> _WHAT YOU NEED TO DO_
State the number of lines in the material below that have "Friedhof" in them, without any other text.
════════════════
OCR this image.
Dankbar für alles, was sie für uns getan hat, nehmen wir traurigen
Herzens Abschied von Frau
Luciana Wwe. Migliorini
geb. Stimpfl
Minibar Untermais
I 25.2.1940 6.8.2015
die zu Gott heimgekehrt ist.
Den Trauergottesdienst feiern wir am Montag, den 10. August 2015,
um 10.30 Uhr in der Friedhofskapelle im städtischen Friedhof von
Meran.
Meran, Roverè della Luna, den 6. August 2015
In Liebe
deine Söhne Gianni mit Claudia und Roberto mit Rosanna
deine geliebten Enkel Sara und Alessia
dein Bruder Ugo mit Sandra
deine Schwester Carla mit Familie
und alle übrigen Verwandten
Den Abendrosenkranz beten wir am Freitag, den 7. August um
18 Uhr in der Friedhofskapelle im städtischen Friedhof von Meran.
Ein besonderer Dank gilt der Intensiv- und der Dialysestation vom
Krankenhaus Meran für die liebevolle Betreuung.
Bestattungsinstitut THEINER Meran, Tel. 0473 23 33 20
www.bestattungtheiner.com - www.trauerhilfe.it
════════════════
> _EXPECTED ANSWER_
2